Part of a data file:
######

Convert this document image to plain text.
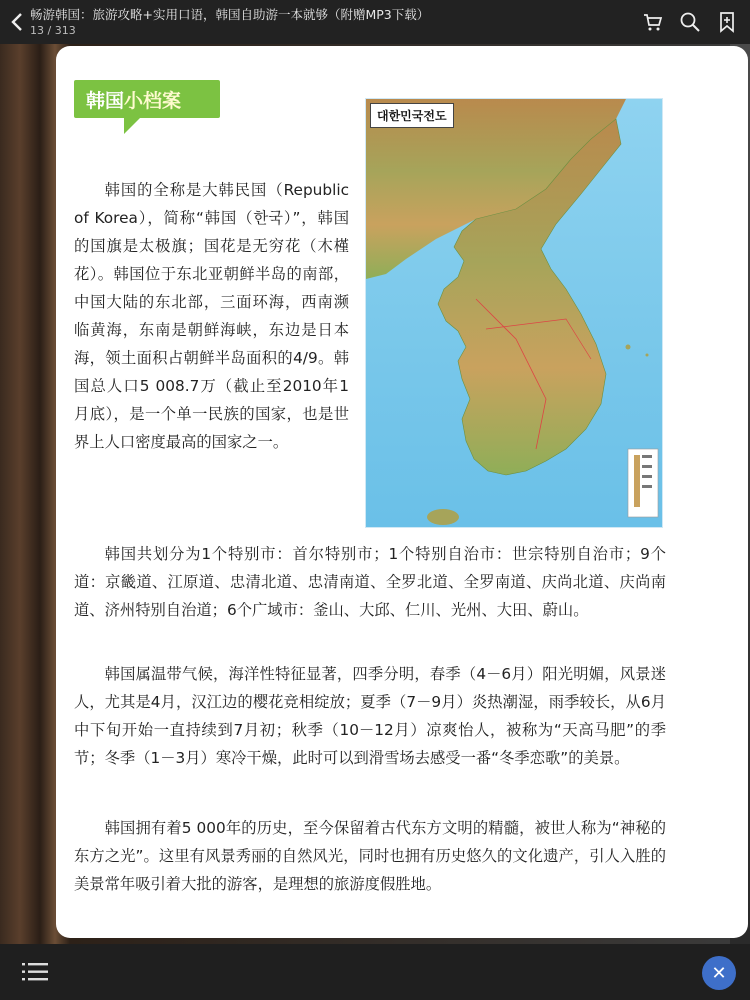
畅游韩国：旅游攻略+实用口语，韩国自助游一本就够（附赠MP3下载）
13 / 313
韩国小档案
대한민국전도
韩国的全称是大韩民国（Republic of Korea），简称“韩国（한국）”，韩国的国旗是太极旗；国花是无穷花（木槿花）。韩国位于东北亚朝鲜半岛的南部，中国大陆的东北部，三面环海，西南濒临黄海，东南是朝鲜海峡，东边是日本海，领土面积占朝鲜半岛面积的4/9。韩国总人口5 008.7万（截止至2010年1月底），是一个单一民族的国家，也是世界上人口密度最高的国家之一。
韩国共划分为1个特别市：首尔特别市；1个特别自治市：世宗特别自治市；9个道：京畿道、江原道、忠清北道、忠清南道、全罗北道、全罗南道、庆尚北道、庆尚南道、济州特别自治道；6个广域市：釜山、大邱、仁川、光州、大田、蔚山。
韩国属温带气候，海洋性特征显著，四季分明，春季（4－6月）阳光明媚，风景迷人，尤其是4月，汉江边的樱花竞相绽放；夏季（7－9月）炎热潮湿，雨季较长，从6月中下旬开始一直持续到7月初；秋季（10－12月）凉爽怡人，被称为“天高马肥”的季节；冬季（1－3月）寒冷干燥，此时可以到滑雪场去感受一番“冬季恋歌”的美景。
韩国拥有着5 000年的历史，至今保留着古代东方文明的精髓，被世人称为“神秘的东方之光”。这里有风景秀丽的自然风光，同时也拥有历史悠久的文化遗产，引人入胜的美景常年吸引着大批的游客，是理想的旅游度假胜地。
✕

######

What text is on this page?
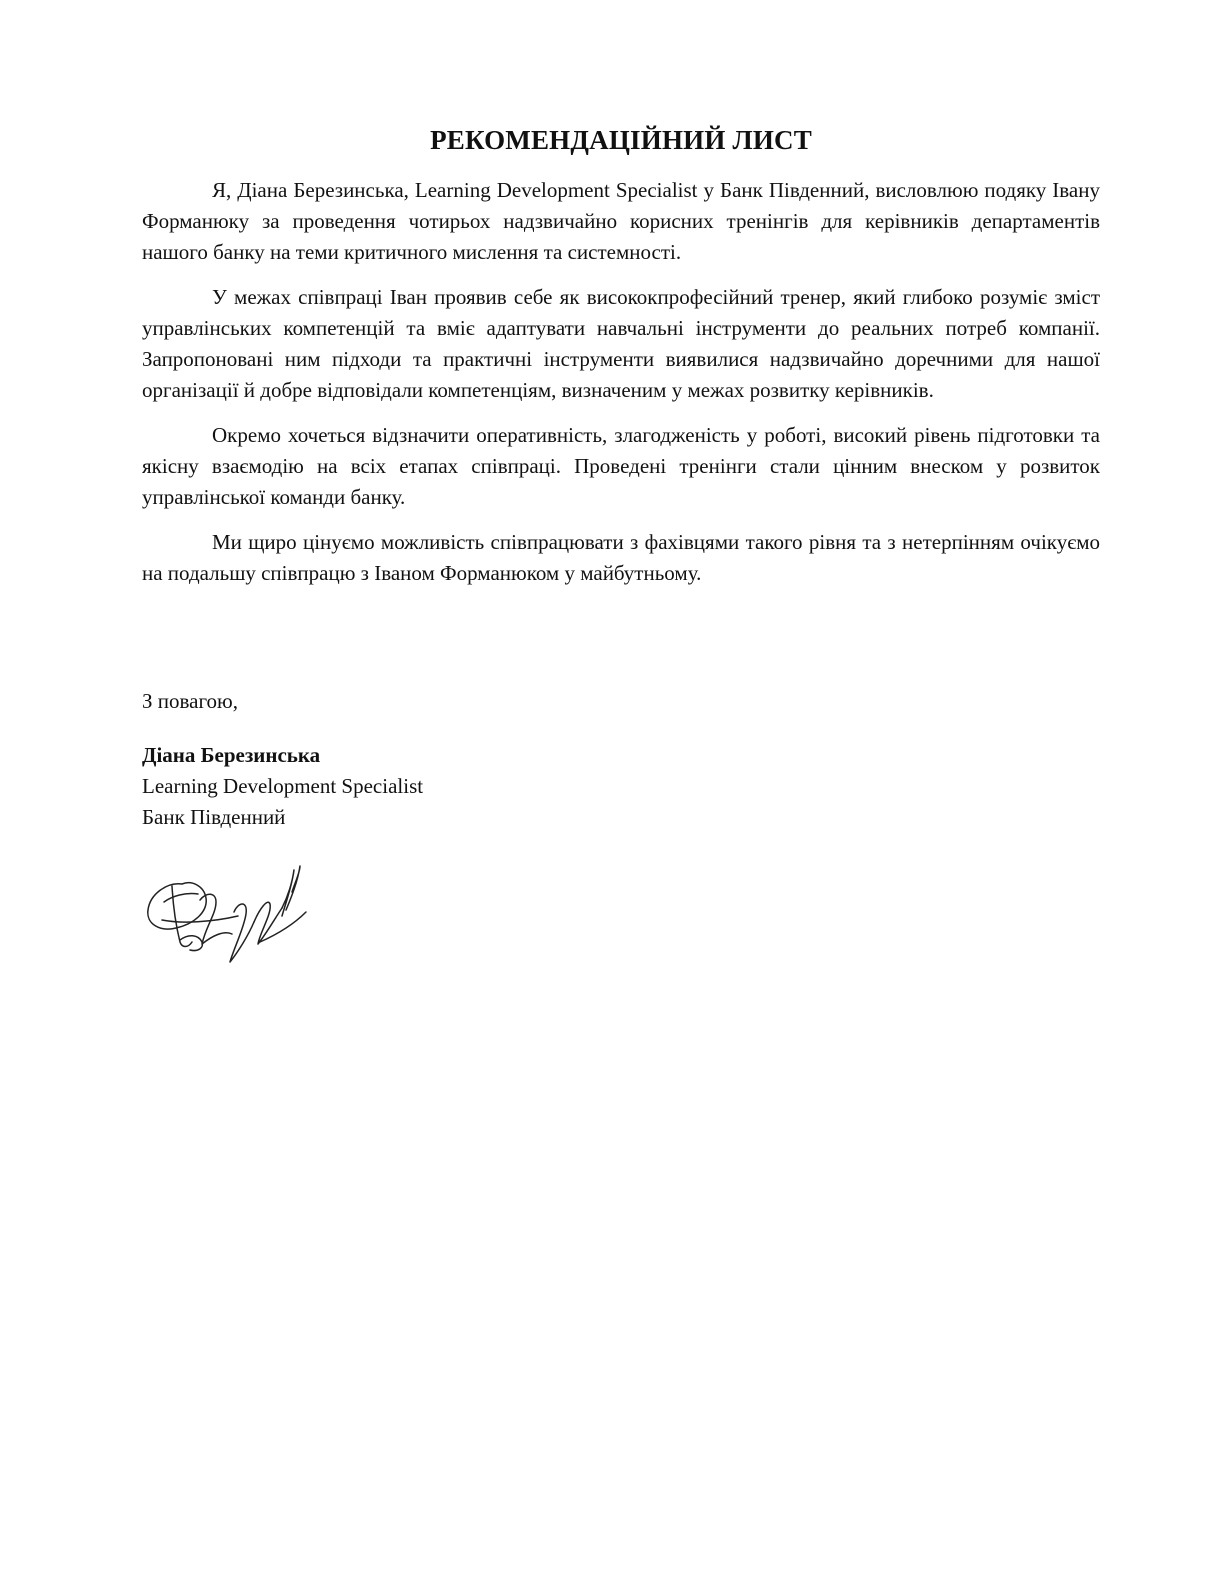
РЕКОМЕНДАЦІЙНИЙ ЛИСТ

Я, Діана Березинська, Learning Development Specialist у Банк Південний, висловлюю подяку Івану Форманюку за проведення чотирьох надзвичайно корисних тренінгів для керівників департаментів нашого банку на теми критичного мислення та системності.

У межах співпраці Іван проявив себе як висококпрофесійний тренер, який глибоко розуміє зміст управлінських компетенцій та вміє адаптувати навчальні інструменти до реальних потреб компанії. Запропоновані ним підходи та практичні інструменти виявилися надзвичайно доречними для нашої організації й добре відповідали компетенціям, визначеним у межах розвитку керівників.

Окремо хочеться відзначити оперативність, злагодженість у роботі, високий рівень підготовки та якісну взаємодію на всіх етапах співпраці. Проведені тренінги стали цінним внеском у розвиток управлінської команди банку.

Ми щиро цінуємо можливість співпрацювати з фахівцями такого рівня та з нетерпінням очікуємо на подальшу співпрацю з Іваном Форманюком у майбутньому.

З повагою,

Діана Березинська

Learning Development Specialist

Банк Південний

######

→ REQUIRED WORK: Copy all the lines above that hold the string "керівників".

→ RESPONSE TO THIS TASK:
Я, Діана Березинська, Learning Development Specialist у Банк Південний, висловлюю подяку Івану Форманюку за проведення чотирьох надзвичайно корисних тренінгів для керівників департаментів нашого банку на теми критичного мислення та системності.
У межах співпраці Іван проявив себе як висококпрофесійний тренер, який глибоко розуміє зміст управлінських компетенцій та вміє адаптувати навчальні інструменти до реальних потреб компанії. Запропоновані ним підходи та практичні інструменти виявилися надзвичайно доречними для нашої організації й добре відповідали компетенціям, визначеним у межах розвитку керівників.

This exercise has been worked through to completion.